Material for this exercise:
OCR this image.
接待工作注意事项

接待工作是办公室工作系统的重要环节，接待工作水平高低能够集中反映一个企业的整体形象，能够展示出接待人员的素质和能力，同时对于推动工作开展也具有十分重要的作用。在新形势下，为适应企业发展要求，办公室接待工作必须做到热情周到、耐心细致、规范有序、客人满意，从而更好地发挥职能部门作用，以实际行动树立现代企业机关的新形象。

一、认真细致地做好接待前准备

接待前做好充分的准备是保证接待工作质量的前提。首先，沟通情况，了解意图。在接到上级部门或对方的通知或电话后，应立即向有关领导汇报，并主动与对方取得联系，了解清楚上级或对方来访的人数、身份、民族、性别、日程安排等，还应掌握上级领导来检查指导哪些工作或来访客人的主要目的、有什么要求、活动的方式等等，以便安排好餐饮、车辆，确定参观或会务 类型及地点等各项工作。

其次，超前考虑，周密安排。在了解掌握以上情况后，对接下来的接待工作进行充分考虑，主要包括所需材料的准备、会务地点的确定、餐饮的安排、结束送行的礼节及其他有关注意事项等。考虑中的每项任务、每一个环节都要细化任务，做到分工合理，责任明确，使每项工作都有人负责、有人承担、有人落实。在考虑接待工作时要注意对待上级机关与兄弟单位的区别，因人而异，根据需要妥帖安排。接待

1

* * *

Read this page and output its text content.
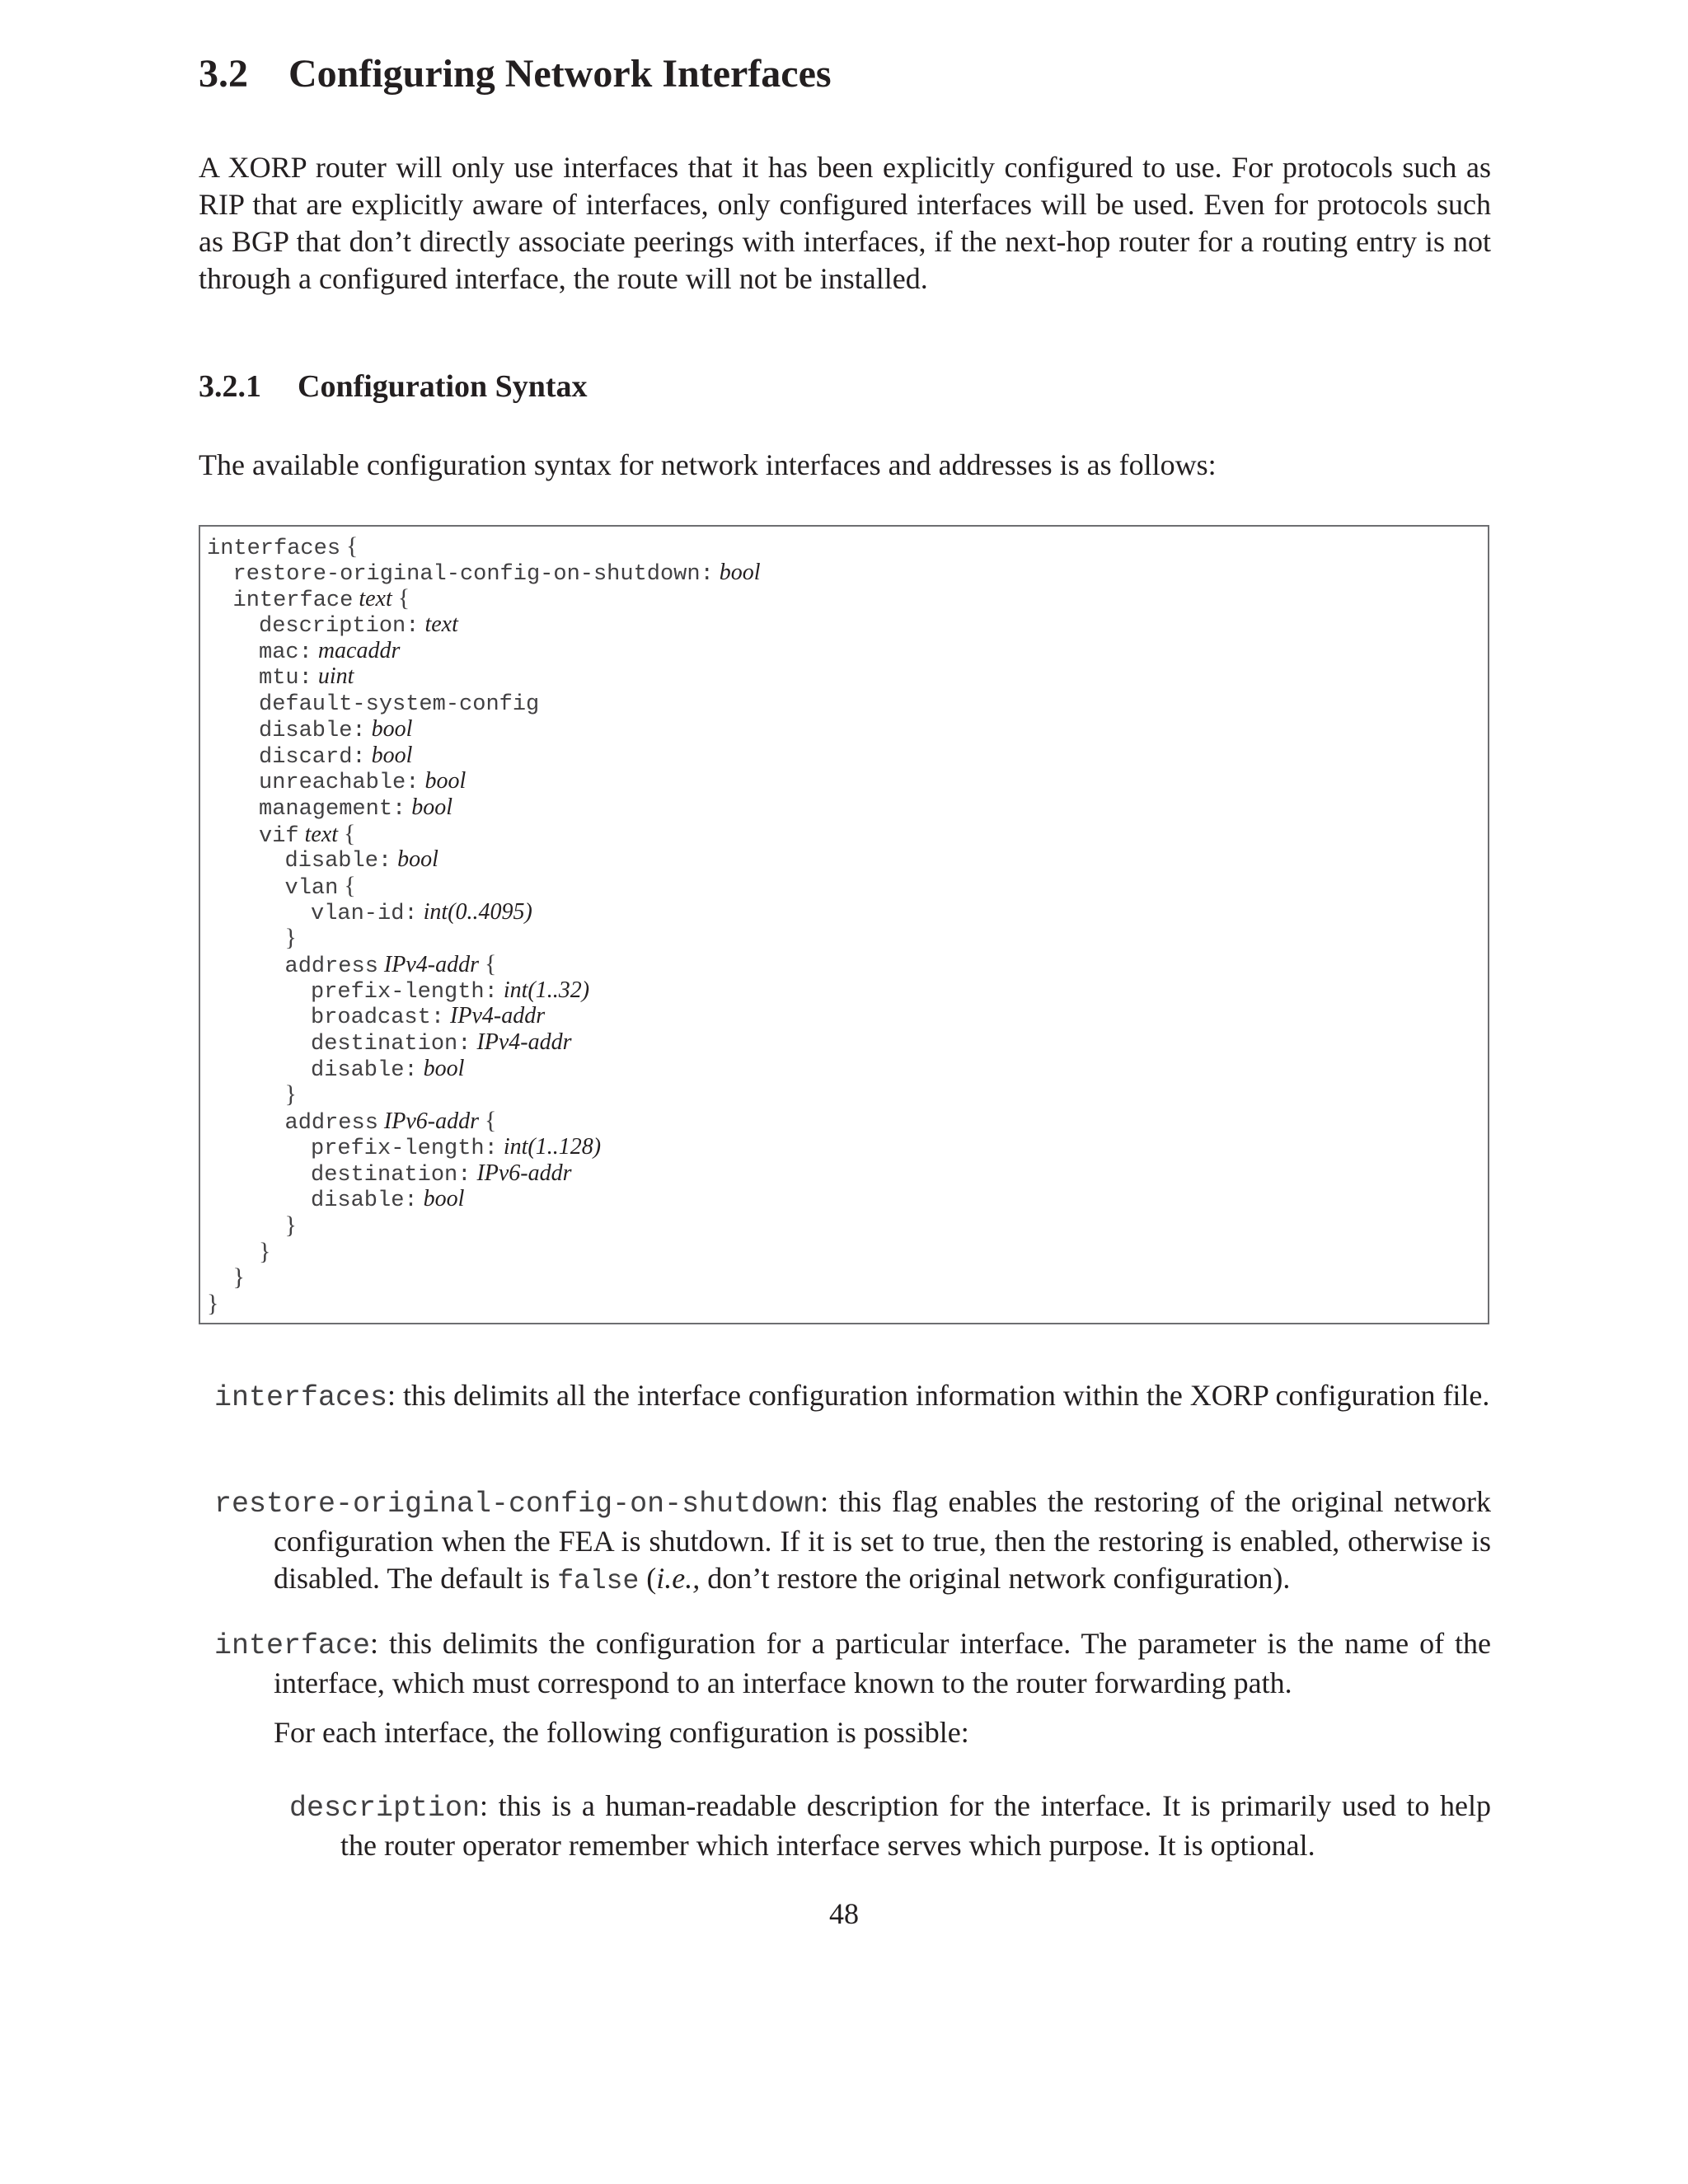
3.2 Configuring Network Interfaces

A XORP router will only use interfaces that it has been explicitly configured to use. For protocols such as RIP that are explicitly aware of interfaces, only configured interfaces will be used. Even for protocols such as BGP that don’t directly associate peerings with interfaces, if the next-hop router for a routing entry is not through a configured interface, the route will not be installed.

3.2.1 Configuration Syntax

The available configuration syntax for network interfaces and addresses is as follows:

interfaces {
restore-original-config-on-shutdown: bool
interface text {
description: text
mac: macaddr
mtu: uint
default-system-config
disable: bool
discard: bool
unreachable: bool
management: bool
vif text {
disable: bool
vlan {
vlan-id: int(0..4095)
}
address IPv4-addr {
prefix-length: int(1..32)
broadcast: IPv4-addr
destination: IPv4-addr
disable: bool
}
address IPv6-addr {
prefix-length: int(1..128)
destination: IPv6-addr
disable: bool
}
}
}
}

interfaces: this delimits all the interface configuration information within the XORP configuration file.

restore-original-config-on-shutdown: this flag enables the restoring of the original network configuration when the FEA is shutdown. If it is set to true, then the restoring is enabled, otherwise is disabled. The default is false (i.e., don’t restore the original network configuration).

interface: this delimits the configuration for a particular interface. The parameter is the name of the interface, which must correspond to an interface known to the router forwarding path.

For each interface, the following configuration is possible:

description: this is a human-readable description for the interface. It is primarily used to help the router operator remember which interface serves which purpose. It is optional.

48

* * *

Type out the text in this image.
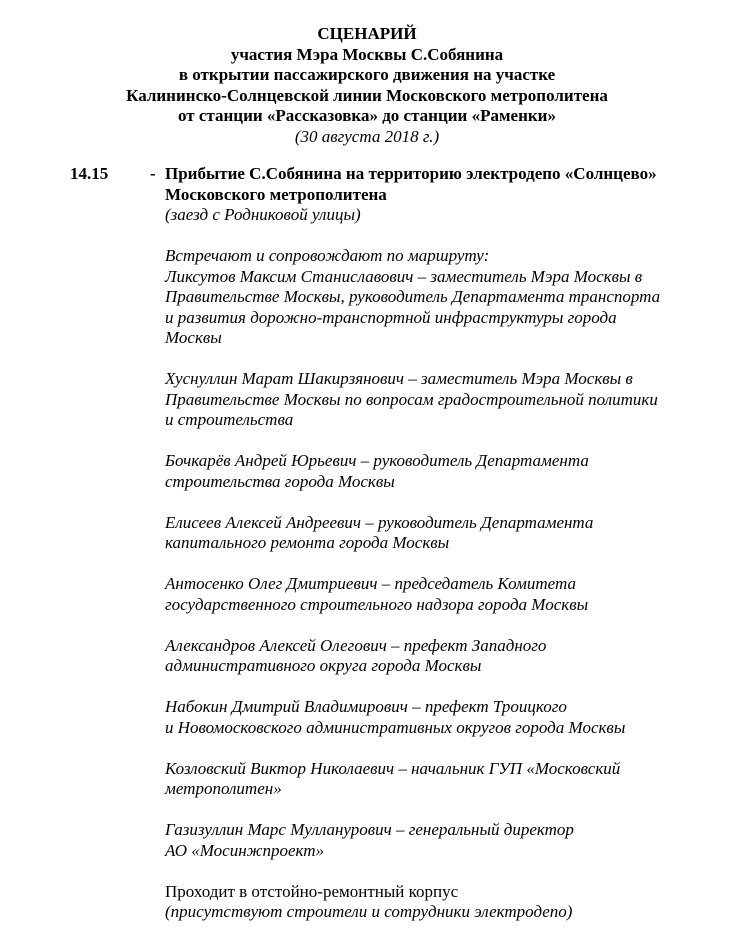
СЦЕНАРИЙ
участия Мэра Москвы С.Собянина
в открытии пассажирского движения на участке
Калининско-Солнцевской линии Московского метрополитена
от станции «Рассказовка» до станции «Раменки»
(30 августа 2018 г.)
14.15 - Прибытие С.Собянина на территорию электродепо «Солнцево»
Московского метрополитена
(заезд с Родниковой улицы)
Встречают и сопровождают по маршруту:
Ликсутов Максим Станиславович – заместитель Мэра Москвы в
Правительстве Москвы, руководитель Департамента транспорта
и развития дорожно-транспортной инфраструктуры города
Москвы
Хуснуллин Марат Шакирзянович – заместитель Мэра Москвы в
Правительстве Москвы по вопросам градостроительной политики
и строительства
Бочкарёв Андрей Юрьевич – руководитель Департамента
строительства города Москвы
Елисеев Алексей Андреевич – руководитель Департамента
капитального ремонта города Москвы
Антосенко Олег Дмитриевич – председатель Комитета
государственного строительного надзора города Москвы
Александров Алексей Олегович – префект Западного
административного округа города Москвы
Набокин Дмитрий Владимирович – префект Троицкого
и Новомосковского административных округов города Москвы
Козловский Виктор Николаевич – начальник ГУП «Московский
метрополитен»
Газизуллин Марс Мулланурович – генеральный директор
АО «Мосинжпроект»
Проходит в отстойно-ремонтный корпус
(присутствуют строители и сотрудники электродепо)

Your goal:
Show all lines in the entries above where the word "Собянина" appears.

Problem solution:
участия Мэра Москвы С.Собянина
14.15 - Прибытие С.Собянина на территорию электродепо «Солнцево»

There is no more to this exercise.